- Exercise inputs -
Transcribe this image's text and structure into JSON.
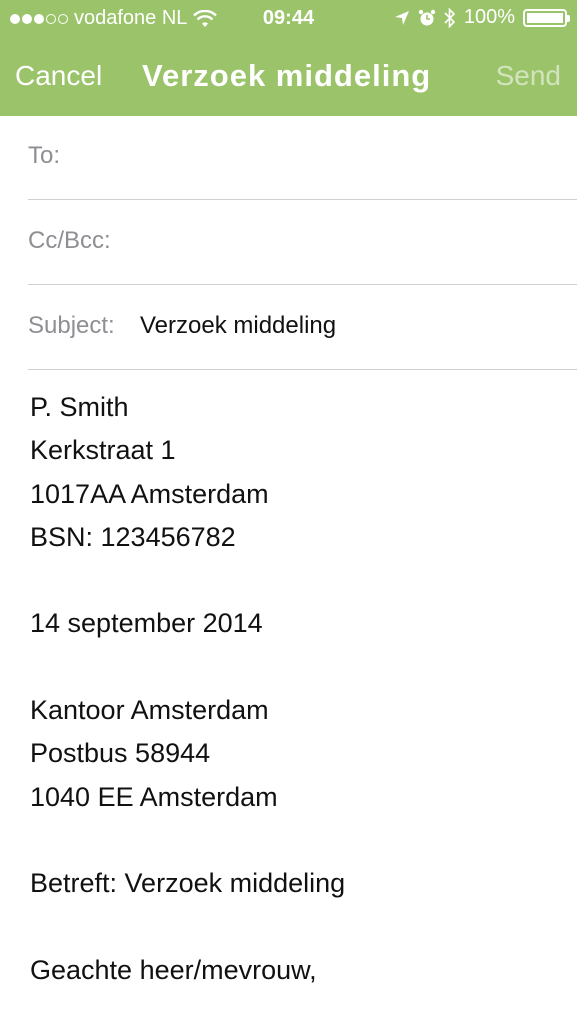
{
  "status": {
    "carrier": "vodafone NL",
    "time": "09:44",
    "battery": "100%"
  },
  "nav": {
    "cancel": "Cancel",
    "title": "Verzoek middeling",
    "send": "Send"
  },
  "fields": {
    "to_label": "To:",
    "cc_label": "Cc/Bcc:",
    "subject_label": "Subject:",
    "subject_value": "Verzoek middeling"
  },
  "body": {
    "lines": [
      "P. Smith",
      "Kerkstraat 1",
      "1017AA Amsterdam",
      "BSN: 123456782",
      "",
      "14 september 2014",
      "",
      "Kantoor Amsterdam",
      "Postbus 58944",
      "1040 EE Amsterdam",
      "",
      "Betreft: Verzoek middeling",
      "",
      "Geachte heer/mevrouw,"
    ]
  }
}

- Task directions -
Where a line holds the string "middeling", copy that line.

- Correct output -
    "title": "Verzoek middeling",
    "subject_value": "Verzoek middeling"
      "Betreft: Verzoek middeling",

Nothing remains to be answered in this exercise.